__Instructions to follow__: What is the number of lines in these entries that include "link"? Write that number and no other text.

__Supplied records__:
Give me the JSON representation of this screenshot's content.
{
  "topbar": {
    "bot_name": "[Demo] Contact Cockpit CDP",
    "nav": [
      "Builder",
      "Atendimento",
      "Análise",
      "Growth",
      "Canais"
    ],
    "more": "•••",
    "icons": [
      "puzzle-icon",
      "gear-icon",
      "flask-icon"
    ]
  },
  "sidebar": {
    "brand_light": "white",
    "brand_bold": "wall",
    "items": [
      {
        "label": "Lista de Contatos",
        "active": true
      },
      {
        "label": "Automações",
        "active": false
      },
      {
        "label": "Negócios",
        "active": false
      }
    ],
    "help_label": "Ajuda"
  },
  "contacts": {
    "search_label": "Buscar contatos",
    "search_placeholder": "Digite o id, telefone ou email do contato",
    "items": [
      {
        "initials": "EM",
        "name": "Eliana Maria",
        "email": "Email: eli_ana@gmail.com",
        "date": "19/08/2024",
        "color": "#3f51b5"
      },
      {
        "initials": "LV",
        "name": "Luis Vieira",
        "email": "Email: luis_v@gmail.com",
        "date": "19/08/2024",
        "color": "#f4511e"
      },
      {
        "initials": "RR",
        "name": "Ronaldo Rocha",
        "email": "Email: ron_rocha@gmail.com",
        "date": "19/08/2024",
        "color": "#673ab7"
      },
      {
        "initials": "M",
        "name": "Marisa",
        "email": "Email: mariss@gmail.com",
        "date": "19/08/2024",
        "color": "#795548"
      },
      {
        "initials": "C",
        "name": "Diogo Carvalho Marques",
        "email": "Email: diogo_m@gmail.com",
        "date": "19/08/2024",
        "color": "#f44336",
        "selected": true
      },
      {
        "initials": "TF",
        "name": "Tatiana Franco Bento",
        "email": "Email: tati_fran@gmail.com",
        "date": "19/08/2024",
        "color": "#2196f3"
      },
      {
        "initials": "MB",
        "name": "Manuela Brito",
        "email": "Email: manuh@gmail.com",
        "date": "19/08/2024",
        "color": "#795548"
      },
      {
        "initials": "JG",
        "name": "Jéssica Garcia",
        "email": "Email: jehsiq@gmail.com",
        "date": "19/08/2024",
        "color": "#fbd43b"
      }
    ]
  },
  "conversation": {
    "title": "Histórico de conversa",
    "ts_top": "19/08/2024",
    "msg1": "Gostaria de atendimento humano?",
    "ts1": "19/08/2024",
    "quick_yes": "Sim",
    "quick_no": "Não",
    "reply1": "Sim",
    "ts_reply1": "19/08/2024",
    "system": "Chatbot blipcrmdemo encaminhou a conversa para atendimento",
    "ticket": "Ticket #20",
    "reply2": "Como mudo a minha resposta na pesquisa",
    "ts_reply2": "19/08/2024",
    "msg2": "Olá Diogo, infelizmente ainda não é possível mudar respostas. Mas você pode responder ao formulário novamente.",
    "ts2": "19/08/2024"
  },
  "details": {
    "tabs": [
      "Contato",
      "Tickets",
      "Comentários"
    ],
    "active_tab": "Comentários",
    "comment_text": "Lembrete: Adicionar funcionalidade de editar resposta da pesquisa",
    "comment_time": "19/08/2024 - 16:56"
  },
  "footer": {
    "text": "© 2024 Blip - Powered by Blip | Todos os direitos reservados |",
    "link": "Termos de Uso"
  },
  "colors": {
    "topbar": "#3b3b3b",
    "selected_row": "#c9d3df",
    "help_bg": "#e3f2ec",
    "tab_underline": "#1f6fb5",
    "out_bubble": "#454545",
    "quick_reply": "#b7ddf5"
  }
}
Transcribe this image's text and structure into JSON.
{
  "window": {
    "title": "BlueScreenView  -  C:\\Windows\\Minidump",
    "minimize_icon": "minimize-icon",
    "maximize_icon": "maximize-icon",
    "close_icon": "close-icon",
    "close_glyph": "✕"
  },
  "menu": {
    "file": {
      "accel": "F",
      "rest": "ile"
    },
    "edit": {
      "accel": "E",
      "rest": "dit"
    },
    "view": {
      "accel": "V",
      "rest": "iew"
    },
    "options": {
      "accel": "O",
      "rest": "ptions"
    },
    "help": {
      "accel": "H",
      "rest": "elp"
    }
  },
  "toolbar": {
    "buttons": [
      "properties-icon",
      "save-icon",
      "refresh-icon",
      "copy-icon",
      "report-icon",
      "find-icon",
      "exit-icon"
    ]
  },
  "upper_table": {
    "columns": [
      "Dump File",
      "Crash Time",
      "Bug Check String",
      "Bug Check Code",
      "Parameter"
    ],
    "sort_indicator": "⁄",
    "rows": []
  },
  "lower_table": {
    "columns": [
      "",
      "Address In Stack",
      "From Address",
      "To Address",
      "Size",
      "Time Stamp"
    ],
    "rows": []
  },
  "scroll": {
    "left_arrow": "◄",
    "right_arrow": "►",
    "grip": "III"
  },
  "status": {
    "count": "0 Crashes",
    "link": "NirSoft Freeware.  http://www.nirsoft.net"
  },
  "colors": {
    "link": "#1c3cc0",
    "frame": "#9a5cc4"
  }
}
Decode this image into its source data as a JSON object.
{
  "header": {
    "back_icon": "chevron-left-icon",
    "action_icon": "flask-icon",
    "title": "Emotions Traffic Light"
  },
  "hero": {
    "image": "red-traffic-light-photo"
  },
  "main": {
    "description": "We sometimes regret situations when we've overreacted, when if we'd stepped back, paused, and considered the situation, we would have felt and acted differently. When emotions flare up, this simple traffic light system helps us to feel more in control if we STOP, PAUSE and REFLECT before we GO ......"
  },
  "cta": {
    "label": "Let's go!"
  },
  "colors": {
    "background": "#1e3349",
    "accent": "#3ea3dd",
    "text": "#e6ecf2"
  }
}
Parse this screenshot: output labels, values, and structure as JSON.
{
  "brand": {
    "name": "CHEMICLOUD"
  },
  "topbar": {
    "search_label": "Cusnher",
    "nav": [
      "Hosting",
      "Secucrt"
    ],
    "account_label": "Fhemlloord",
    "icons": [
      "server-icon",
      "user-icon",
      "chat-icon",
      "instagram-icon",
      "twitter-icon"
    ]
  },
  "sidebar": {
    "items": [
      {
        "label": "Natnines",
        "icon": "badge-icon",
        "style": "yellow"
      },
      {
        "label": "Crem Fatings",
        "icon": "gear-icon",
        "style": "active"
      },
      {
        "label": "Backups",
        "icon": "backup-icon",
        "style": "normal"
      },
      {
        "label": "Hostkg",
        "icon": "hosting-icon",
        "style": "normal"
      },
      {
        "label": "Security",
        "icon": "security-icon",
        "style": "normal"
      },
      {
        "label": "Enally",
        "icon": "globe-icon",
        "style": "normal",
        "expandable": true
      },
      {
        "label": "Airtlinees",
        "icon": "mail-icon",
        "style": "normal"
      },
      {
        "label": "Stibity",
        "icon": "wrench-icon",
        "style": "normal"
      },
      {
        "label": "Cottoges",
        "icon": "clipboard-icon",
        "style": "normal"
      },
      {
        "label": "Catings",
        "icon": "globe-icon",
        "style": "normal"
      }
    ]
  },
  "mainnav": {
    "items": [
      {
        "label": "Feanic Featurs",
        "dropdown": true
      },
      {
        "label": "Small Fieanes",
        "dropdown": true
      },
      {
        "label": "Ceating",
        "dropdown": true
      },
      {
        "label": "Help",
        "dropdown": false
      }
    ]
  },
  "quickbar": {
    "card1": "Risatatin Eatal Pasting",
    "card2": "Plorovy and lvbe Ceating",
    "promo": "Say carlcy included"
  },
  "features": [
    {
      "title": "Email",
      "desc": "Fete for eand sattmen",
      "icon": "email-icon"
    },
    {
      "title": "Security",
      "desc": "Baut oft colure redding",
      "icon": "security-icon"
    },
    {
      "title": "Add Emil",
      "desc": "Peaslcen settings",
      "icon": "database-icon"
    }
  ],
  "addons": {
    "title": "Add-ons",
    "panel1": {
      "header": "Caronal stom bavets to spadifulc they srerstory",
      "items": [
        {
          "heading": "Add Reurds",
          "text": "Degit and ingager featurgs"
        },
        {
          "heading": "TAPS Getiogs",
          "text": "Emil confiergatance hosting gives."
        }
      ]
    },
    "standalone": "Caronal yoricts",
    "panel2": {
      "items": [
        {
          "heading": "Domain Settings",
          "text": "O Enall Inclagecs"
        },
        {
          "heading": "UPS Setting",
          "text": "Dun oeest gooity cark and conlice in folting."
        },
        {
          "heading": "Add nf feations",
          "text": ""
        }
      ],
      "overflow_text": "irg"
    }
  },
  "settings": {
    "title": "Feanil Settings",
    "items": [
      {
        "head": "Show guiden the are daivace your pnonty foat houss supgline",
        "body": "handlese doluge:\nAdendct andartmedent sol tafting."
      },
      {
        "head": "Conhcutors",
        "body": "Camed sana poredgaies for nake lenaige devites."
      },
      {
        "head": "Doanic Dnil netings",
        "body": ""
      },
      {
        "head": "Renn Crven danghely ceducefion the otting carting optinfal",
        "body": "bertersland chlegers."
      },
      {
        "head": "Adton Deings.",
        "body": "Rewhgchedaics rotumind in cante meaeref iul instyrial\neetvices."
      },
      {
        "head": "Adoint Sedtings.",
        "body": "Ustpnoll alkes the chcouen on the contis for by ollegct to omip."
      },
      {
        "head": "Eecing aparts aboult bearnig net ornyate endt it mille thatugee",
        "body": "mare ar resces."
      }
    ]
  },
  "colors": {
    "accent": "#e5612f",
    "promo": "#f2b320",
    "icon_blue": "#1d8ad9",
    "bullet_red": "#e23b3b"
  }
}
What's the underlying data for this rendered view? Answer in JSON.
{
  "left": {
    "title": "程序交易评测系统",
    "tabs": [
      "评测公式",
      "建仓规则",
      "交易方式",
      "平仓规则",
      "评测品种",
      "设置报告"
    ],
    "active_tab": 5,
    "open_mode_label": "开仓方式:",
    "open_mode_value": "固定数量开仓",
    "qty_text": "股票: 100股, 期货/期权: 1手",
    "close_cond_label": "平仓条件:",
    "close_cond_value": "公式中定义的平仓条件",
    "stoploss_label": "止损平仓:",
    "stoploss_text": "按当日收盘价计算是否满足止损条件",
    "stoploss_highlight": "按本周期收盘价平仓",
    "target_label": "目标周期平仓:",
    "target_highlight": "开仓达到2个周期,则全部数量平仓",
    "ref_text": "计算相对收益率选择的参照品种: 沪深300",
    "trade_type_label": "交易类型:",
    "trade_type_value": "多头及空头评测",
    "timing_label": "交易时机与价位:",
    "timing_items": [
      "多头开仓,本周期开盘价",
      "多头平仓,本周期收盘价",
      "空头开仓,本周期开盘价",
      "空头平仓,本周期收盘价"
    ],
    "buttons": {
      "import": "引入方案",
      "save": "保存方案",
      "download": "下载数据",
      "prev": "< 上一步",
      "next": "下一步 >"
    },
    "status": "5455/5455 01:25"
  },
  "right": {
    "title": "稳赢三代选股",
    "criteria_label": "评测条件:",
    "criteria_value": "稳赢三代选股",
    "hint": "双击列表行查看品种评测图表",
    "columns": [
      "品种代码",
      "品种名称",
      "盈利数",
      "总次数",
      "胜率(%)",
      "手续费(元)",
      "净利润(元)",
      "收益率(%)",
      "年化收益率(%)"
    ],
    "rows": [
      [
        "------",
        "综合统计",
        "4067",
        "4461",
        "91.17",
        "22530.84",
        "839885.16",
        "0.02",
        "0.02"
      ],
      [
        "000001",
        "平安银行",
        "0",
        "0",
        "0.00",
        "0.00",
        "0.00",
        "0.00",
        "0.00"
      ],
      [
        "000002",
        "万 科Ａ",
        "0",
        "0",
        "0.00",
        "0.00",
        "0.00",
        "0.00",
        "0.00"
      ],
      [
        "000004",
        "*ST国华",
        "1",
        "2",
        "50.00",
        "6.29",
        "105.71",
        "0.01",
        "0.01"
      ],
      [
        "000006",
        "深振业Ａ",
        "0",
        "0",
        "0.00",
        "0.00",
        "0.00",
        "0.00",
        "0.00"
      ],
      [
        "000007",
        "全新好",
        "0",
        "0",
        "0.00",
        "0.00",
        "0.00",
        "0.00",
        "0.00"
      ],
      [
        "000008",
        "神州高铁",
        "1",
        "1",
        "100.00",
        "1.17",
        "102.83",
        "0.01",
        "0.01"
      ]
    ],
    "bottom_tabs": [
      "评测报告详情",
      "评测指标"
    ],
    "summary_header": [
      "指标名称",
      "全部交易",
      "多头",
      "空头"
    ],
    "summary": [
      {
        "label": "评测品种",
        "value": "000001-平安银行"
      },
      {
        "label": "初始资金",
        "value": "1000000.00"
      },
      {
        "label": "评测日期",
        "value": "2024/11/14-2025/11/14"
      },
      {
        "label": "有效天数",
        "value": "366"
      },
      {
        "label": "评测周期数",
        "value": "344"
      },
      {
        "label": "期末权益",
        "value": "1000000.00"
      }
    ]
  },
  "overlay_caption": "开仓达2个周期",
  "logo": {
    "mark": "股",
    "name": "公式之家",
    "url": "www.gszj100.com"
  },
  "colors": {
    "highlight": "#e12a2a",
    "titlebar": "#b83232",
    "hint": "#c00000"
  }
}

__Final answer__: 3